■ **Work to complete**
Write out the rows word for word, from the very first line through the line with "divider-line-right [371, 640, 617, 641]", including both.

>>

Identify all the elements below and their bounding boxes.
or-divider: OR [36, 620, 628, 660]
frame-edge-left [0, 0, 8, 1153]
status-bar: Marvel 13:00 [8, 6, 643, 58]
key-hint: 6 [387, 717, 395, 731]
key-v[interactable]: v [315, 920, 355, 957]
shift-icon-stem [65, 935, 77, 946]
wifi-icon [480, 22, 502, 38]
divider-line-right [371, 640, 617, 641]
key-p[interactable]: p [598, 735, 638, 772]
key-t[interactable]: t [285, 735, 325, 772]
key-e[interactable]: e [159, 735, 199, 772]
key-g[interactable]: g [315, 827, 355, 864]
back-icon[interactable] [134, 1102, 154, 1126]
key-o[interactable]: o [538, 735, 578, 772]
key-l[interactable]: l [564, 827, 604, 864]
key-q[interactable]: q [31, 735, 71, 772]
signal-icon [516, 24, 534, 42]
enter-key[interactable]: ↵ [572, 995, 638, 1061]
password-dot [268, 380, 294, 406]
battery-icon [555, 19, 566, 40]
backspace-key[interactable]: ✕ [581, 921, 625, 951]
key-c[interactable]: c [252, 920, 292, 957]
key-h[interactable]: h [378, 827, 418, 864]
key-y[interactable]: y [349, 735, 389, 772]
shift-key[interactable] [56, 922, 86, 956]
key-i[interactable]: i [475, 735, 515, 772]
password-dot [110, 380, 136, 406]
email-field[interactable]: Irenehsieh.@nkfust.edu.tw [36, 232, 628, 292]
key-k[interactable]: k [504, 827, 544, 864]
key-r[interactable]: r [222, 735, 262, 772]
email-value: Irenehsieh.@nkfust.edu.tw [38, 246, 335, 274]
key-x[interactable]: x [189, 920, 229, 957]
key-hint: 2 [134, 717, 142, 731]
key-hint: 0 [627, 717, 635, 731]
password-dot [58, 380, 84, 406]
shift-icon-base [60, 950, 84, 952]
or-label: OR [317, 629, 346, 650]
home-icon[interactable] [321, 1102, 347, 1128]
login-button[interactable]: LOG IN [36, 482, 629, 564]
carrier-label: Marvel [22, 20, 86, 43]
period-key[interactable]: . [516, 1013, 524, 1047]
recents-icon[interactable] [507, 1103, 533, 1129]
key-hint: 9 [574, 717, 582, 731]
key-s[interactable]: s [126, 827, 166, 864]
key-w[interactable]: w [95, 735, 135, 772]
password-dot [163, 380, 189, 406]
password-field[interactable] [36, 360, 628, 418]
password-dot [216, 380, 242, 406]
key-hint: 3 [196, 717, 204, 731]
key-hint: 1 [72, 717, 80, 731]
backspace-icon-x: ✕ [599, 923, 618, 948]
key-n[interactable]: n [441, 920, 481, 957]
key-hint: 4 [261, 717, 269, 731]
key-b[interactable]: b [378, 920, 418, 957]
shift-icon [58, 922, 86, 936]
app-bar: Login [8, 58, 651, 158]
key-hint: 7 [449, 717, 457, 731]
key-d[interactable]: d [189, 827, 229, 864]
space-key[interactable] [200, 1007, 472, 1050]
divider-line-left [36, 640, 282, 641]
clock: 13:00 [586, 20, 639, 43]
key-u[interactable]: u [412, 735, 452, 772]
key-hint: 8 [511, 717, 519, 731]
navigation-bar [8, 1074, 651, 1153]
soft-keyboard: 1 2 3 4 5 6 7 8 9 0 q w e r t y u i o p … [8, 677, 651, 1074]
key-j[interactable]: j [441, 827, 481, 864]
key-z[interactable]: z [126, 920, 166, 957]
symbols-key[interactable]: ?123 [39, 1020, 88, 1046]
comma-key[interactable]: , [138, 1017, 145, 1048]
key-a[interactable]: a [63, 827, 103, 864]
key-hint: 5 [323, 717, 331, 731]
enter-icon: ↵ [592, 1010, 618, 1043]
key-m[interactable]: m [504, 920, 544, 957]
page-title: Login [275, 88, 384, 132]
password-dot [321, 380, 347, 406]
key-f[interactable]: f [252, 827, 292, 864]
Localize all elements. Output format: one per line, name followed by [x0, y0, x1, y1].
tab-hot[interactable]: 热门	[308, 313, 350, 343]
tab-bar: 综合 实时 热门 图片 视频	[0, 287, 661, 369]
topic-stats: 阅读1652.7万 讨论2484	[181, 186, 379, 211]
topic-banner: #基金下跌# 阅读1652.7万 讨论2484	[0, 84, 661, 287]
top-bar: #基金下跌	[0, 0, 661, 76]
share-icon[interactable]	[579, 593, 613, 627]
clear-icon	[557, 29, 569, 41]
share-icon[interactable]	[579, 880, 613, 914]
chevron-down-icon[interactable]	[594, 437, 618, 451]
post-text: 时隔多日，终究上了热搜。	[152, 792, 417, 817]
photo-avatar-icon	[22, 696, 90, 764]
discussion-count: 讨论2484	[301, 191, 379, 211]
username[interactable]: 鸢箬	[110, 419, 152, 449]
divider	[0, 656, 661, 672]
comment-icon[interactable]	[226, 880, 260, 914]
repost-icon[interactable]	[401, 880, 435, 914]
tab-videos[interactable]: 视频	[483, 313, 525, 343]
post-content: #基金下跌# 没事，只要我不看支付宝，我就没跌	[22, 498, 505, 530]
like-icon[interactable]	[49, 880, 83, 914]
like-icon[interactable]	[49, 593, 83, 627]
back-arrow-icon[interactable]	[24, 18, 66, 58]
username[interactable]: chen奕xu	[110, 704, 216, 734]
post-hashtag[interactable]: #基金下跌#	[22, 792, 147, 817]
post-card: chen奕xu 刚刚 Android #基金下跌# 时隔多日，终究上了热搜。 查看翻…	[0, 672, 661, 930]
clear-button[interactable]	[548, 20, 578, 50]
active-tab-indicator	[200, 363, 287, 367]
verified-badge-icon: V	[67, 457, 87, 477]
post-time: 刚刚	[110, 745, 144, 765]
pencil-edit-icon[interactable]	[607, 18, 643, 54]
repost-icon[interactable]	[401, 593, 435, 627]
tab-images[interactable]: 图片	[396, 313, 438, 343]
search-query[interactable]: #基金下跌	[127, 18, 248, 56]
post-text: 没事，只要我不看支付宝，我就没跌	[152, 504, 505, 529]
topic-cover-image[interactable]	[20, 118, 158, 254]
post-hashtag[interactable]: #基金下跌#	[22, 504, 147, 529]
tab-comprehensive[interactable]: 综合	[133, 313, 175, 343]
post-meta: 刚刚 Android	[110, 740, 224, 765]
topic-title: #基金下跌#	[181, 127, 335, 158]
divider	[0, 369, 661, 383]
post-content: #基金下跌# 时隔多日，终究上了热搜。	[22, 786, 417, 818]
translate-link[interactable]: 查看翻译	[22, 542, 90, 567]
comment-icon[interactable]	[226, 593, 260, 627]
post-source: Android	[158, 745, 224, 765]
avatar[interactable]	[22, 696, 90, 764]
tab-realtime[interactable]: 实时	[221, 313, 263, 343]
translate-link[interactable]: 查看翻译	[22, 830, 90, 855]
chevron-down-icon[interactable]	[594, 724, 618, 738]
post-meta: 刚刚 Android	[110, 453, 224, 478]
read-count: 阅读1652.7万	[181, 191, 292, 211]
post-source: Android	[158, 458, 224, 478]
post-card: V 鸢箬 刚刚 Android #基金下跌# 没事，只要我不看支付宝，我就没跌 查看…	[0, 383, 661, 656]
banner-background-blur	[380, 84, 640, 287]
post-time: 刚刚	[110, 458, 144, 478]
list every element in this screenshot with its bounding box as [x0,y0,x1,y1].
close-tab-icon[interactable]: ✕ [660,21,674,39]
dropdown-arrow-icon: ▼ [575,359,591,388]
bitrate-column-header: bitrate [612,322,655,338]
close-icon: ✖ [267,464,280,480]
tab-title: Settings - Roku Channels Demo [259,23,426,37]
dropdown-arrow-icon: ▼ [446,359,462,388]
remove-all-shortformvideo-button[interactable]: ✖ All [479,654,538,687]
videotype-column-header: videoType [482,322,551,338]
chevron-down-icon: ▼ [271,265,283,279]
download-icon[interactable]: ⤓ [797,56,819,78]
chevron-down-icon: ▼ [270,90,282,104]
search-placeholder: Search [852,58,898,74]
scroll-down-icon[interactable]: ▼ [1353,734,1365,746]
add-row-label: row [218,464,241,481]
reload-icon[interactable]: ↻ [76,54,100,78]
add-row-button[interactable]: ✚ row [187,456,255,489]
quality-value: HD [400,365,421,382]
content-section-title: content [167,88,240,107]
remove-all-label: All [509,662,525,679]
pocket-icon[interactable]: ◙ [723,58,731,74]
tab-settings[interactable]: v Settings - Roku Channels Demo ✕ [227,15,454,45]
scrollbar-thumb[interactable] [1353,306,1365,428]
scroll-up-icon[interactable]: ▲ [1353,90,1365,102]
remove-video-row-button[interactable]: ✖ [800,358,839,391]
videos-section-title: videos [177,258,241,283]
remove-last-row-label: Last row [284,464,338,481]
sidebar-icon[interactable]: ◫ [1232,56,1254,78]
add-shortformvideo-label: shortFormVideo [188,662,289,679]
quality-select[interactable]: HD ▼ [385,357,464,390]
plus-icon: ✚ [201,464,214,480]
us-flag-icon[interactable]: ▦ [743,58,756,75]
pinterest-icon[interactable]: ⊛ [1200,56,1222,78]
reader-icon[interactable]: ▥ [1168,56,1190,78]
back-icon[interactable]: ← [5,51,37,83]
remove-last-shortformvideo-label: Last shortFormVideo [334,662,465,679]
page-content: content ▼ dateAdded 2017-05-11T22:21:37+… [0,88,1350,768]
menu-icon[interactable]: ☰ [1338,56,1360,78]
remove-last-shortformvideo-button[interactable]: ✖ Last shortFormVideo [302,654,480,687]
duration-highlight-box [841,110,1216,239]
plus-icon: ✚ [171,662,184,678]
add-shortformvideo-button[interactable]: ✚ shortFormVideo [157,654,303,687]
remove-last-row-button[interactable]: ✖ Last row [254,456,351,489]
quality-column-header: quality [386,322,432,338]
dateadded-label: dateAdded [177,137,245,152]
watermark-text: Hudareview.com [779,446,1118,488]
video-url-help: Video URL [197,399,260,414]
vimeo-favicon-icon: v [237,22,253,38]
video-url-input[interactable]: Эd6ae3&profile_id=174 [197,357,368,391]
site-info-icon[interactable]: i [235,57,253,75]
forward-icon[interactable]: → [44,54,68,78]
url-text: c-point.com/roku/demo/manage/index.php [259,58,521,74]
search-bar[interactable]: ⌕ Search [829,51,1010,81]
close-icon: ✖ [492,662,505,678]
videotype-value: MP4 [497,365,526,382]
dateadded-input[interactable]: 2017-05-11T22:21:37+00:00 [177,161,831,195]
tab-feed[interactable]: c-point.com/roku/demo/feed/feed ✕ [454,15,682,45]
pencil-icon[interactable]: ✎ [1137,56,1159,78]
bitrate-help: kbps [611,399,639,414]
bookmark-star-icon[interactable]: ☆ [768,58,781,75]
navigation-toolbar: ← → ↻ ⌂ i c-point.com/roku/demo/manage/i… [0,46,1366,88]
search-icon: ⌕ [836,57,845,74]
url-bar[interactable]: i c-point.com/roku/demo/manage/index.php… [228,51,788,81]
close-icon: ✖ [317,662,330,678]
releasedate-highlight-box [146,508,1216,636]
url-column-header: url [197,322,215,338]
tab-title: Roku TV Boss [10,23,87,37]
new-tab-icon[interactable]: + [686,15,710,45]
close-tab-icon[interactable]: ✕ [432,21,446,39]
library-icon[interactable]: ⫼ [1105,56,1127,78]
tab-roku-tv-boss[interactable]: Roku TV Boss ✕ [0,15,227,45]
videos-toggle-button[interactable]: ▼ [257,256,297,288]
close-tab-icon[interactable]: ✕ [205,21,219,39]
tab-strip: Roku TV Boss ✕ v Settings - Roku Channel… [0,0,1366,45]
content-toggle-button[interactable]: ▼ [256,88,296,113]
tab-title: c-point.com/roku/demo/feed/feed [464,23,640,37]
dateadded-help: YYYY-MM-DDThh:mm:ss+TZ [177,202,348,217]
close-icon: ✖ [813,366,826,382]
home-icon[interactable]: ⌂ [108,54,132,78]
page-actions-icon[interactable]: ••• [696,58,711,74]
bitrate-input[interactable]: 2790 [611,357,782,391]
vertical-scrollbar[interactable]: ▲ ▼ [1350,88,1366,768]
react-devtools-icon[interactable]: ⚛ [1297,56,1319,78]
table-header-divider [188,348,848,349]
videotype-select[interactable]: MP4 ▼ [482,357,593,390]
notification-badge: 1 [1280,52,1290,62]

<<

■ **Finished task**
Identify all the elements below and their bounding boxes.
or-divider: OR [36, 620, 628, 660]
frame-edge-left [0, 0, 8, 1153]
status-bar: Marvel 13:00 [8, 6, 643, 58]
key-hint: 6 [387, 717, 395, 731]
key-v[interactable]: v [315, 920, 355, 957]
shift-icon-stem [65, 935, 77, 946]
wifi-icon [480, 22, 502, 38]
divider-line-right [371, 640, 617, 641]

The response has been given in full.